> [Problem to work on]: Filter the listing and keep only the lines with the word "vode".

> [Supplied data]:
———
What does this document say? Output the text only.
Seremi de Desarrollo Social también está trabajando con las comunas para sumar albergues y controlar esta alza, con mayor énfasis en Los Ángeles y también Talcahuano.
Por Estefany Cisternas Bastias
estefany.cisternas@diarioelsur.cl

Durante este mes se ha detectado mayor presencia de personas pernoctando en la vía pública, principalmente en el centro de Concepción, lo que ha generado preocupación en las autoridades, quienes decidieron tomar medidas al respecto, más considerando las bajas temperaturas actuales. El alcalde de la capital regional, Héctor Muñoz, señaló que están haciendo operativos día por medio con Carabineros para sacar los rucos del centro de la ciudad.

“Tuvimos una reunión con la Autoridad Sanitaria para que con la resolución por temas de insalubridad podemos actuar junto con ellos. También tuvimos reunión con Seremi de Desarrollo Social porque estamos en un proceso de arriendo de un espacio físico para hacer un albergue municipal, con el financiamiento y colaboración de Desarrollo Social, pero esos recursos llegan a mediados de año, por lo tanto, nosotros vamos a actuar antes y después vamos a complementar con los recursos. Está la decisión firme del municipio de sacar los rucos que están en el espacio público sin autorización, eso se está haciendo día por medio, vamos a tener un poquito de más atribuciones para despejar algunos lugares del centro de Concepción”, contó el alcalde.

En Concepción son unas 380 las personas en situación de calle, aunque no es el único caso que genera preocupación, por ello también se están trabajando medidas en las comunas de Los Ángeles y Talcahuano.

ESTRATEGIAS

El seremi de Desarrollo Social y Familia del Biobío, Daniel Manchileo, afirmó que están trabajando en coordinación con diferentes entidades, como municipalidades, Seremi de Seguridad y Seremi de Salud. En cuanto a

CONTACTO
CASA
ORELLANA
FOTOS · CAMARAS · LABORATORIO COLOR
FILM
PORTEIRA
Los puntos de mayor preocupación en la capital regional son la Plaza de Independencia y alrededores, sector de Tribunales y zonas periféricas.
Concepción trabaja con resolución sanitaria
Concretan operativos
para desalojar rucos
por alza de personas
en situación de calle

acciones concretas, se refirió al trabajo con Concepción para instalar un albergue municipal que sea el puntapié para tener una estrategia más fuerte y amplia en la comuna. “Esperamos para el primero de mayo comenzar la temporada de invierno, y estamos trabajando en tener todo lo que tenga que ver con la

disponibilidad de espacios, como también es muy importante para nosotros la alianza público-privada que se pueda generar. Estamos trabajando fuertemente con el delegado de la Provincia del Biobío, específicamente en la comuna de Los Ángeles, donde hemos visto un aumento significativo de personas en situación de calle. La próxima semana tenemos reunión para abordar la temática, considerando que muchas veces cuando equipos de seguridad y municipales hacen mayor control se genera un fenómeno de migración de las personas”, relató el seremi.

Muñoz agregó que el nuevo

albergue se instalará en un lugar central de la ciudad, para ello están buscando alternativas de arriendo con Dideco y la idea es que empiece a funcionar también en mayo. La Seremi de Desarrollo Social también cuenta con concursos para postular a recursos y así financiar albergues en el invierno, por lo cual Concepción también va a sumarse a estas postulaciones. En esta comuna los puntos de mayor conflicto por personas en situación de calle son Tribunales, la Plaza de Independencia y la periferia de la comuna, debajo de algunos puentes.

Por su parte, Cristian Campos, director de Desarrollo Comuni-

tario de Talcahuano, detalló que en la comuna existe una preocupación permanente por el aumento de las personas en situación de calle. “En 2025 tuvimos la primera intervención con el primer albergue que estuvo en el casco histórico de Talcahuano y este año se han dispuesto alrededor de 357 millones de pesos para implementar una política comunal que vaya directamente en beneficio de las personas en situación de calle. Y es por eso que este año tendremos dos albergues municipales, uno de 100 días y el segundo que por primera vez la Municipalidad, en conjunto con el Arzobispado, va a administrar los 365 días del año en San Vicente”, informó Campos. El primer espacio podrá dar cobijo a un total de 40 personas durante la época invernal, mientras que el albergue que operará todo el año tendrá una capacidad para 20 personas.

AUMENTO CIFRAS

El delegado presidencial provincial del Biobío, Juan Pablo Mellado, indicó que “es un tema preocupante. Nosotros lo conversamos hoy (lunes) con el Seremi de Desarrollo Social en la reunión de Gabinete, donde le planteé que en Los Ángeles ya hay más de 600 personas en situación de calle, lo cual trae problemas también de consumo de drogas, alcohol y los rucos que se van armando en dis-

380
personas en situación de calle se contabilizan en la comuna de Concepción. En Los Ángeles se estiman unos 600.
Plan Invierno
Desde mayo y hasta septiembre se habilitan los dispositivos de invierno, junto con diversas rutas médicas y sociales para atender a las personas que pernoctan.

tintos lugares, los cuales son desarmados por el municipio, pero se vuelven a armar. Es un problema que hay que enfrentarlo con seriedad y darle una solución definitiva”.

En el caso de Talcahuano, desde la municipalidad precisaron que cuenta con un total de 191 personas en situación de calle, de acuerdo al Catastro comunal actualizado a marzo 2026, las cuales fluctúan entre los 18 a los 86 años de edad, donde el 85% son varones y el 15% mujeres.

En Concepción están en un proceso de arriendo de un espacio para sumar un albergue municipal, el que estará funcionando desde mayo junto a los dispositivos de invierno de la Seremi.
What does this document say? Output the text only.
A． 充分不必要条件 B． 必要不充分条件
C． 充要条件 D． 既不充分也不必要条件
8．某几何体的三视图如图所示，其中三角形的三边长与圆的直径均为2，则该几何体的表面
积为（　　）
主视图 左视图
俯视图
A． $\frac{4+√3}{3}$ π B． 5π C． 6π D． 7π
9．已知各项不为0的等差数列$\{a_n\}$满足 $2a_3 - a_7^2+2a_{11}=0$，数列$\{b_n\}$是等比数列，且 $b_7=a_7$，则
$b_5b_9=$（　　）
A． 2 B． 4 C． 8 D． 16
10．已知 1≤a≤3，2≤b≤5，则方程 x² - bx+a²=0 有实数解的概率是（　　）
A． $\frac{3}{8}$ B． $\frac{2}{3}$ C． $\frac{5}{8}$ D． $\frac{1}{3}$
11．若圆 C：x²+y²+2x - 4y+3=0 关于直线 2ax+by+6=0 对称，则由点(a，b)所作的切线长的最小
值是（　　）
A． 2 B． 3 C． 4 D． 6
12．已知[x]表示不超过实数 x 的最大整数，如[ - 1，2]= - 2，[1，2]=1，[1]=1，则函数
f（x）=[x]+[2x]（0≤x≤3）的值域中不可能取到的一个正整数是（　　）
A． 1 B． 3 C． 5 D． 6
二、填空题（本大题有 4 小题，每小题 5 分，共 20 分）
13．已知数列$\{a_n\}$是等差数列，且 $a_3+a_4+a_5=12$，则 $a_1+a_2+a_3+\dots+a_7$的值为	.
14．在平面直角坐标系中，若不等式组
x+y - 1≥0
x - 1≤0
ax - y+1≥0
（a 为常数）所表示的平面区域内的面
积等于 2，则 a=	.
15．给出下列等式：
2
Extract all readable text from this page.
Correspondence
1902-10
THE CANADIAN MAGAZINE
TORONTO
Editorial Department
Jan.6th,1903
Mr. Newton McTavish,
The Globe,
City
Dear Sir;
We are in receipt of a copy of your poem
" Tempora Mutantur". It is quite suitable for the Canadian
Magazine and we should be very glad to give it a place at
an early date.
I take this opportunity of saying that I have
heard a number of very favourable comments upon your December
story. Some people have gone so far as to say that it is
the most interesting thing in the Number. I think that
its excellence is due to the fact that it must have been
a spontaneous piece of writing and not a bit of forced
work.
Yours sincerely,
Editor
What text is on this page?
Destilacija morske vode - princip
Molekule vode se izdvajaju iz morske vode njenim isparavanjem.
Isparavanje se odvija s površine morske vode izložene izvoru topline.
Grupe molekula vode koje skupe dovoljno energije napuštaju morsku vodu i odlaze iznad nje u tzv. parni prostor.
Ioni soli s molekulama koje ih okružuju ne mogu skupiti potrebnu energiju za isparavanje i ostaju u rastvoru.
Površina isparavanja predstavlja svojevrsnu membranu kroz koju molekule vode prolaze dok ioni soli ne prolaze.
———
> [Problem solution]:
Destilacija morske vode - princip
Molekule vode se izdvajaju iz morske vode njenim isparavanjem.
Isparavanje se odvija s površine morske vode izložene izvoru topline.
Grupe molekula vode koje skupe dovoljno energije napuštaju morsku vodu i odlaze iznad nje u tzv. parni prostor.
Površina isparavanja predstavlja svojevrsnu membranu kroz koju molekule vode prolaze dok ioni soli ne prolaze.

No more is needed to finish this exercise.